** EXERCISE DETAILS **
Omit all images. Write out the rest of the material exactly.

** LISTING **
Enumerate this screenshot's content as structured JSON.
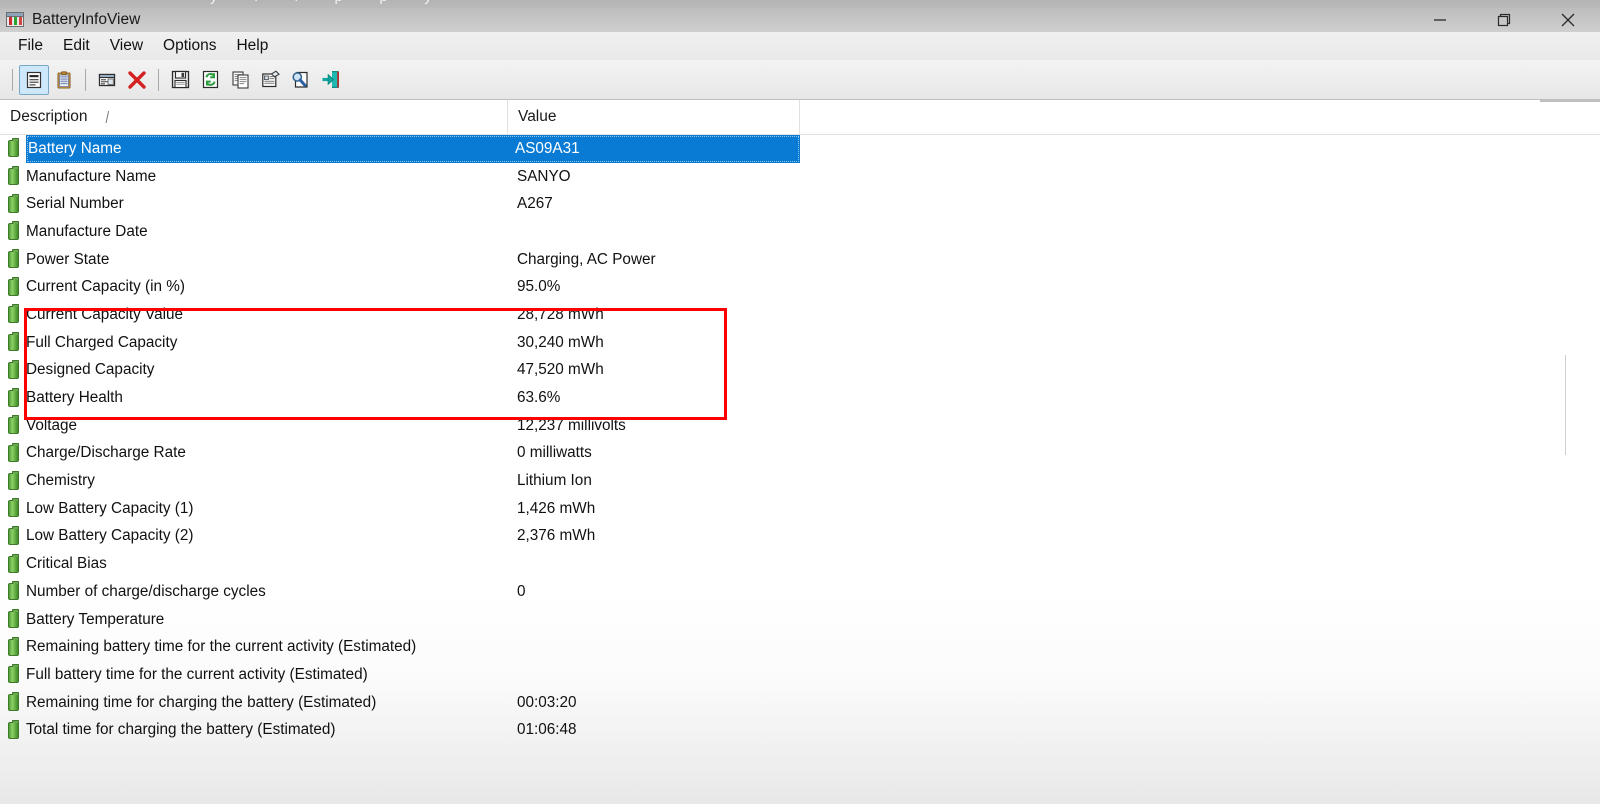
{
  "window": {
    "title": "BatteryInfoView",
    "app_icon": "battery-bars-icon",
    "controls": [
      {
        "name": "minimize",
        "glyph": "minimize-icon"
      },
      {
        "name": "restore",
        "glyph": "restore-icon"
      },
      {
        "name": "close",
        "glyph": "close-icon"
      }
    ]
  },
  "menu": {
    "items": [
      {
        "label": "File"
      },
      {
        "label": "Edit"
      },
      {
        "label": "View"
      },
      {
        "label": "Options"
      },
      {
        "label": "Help"
      }
    ]
  },
  "toolbar": {
    "buttons": [
      {
        "name": "properties-button",
        "icon": "document-properties-icon",
        "active": true
      },
      {
        "name": "clipboard-button",
        "icon": "clipboard-icon",
        "active": false
      },
      {
        "name": "select-all-button",
        "icon": "window-list-icon",
        "active": false
      },
      {
        "name": "delete-button",
        "icon": "red-x-icon",
        "active": false
      },
      {
        "name": "save-button",
        "icon": "floppy-disk-icon",
        "active": false
      },
      {
        "name": "refresh-button",
        "icon": "refresh-page-icon",
        "active": false
      },
      {
        "name": "copy-button",
        "icon": "copy-pages-icon",
        "active": false
      },
      {
        "name": "report-button",
        "icon": "html-report-icon",
        "active": false
      },
      {
        "name": "find-button",
        "icon": "magnifier-page-icon",
        "active": false
      },
      {
        "name": "exit-button",
        "icon": "exit-door-arrow-icon",
        "active": false
      }
    ]
  },
  "list": {
    "columns": [
      {
        "label": "Description",
        "sort_indicator": "/"
      },
      {
        "label": "Value",
        "sort_indicator": ""
      }
    ],
    "rows": [
      {
        "description": "Battery Name",
        "value": "AS09A31",
        "selected": true
      },
      {
        "description": "Manufacture Name",
        "value": "SANYO",
        "selected": false
      },
      {
        "description": "Serial Number",
        "value": "A267",
        "selected": false
      },
      {
        "description": "Manufacture Date",
        "value": "",
        "selected": false
      },
      {
        "description": "Power State",
        "value": "Charging, AC Power",
        "selected": false
      },
      {
        "description": "Current Capacity (in %)",
        "value": "95.0%",
        "selected": false
      },
      {
        "description": "Current Capacity Value",
        "value": "28,728 mWh",
        "selected": false
      },
      {
        "description": "Full Charged Capacity",
        "value": "30,240 mWh",
        "selected": false
      },
      {
        "description": "Designed Capacity",
        "value": "47,520 mWh",
        "selected": false
      },
      {
        "description": "Battery Health",
        "value": "63.6%",
        "selected": false
      },
      {
        "description": "Voltage",
        "value": "12,237 millivolts",
        "selected": false
      },
      {
        "description": "Charge/Discharge Rate",
        "value": "0 milliwatts",
        "selected": false
      },
      {
        "description": "Chemistry",
        "value": "Lithium Ion",
        "selected": false
      },
      {
        "description": "Low Battery Capacity (1)",
        "value": "1,426 mWh",
        "selected": false
      },
      {
        "description": "Low Battery Capacity (2)",
        "value": "2,376 mWh",
        "selected": false
      },
      {
        "description": "Critical Bias",
        "value": "",
        "selected": false
      },
      {
        "description": "Number of charge/discharge cycles",
        "value": "0",
        "selected": false
      },
      {
        "description": "Battery Temperature",
        "value": "",
        "selected": false
      },
      {
        "description": "Remaining battery time for the current activity (Estimated)",
        "value": "",
        "selected": false
      },
      {
        "description": "Full battery time for the current activity (Estimated)",
        "value": "",
        "selected": false
      },
      {
        "description": "Remaining time for charging the battery (Estimated)",
        "value": "00:03:20",
        "selected": false
      },
      {
        "description": "Total  time for charging the battery (Estimated)",
        "value": "01:06:48",
        "selected": false
      }
    ]
  },
  "annotation": {
    "highlight_color": "#ff0000",
    "highlighted_rows": [
      "Current Capacity Value",
      "Full Charged Capacity",
      "Designed Capacity",
      "Battery Health"
    ]
  },
  "colors": {
    "selection": "#0a7bd4",
    "battery_icon": "#6fb84b",
    "annotation": "#ff0000"
  }
}
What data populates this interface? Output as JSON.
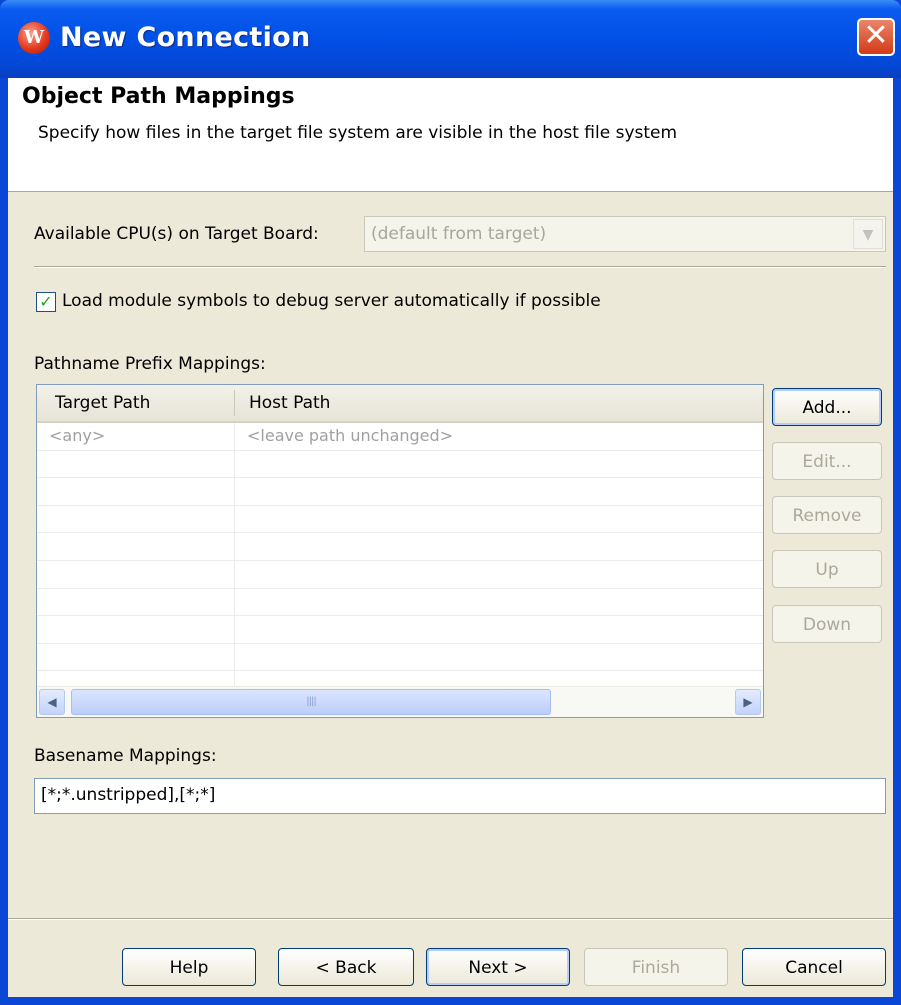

** EXERCISE RESULT **
Enumerate this screenshot's content as structured JSON.
{
  "window": {
    "title": "BatteryInfoView",
    "app_icon": "battery-bars-icon",
    "controls": [
      {
        "name": "minimize",
        "glyph": "minimize-icon"
      },
      {
        "name": "restore",
        "glyph": "restore-icon"
      },
      {
        "name": "close",
        "glyph": "close-icon"
      }
    ]
  },
  "menu": {
    "items": [
      {
        "label": "File"
      },
      {
        "label": "Edit"
      },
      {
        "label": "View"
      },
      {
        "label": "Options"
      },
      {
        "label": "Help"
      }
    ]
  },
  "toolbar": {
    "buttons": [
      {
        "name": "properties-button",
        "icon": "document-properties-icon",
        "active": true
      },
      {
        "name": "clipboard-button",
        "icon": "clipboard-icon",
        "active": false
      },
      {
        "name": "select-all-button",
        "icon": "window-list-icon",
        "active": false
      },
      {
        "name": "delete-button",
        "icon": "red-x-icon",
        "active": false
      },
      {
        "name": "save-button",
        "icon": "floppy-disk-icon",
        "active": false
      },
      {
        "name": "refresh-button",
        "icon": "refresh-page-icon",
        "active": false
      },
      {
        "name": "copy-button",
        "icon": "copy-pages-icon",
        "active": false
      },
      {
        "name": "report-button",
        "icon": "html-report-icon",
        "active": false
      },
      {
        "name": "find-button",
        "icon": "magnifier-page-icon",
        "active": false
      },
      {
        "name": "exit-button",
        "icon": "exit-door-arrow-icon",
        "active": false
      }
    ]
  },
  "list": {
    "columns": [
      {
        "label": "Description",
        "sort_indicator": "/"
      },
      {
        "label": "Value",
        "sort_indicator": ""
      }
    ],
    "rows": [
      {
        "description": "Battery Name",
        "value": "AS09A31",
        "selected": true
      },
      {
        "description": "Manufacture Name",
        "value": "SANYO",
        "selected": false
      },
      {
        "description": "Serial Number",
        "value": "A267",
        "selected": false
      },
      {
        "description": "Manufacture Date",
        "value": "",
        "selected": false
      },
      {
        "description": "Power State",
        "value": "Charging, AC Power",
        "selected": false
      },
      {
        "description": "Current Capacity (in %)",
        "value": "95.0%",
        "selected": false
      },
      {
        "description": "Current Capacity Value",
        "value": "28,728 mWh",
        "selected": false
      },
      {
        "description": "Full Charged Capacity",
        "value": "30,240 mWh",
        "selected": false
      },
      {
        "description": "Designed Capacity",
        "value": "47,520 mWh",
        "selected": false
      },
      {
        "description": "Battery Health",
        "value": "63.6%",
        "selected": false
      },
      {
        "description": "Voltage",
        "value": "12,237 millivolts",
        "selected": false
      },
      {
        "description": "Charge/Discharge Rate",
        "value": "0 milliwatts",
        "selected": false
      },
      {
        "description": "Chemistry",
        "value": "Lithium Ion",
        "selected": false
      },
      {
        "description": "Low Battery Capacity (1)",
        "value": "1,426 mWh",
        "selected": false
      },
      {
        "description": "Low Battery Capacity (2)",
        "value": "2,376 mWh",
        "selected": false
      },
      {
        "description": "Critical Bias",
        "value": "",
        "selected": false
      },
      {
        "description": "Number of charge/discharge cycles",
        "value": "0",
        "selected": false
      },
      {
        "description": "Battery Temperature",
        "value": "",
        "selected": false
      },
      {
        "description": "Remaining battery time for the current activity (Estimated)",
        "value": "",
        "selected": false
      },
      {
        "description": "Full battery time for the current activity (Estimated)",
        "value": "",
        "selected": false
      },
      {
        "description": "Remaining time for charging the battery (Estimated)",
        "value": "00:03:20",
        "selected": false
      },
      {
        "description": "Total  time for charging the battery (Estimated)",
        "value": "01:06:48",
        "selected": false
      }
    ]
  },
  "annotation": {
    "highlight_color": "#ff0000",
    "highlighted_rows": [
      "Current Capacity Value",
      "Full Charged Capacity",
      "Designed Capacity",
      "Battery Health"
    ]
  },
  "colors": {
    "selection": "#0a7bd4",
    "battery_icon": "#6fb84b",
    "annotation": "#ff0000"
  }
}
What data populates this interface? Output as JSON.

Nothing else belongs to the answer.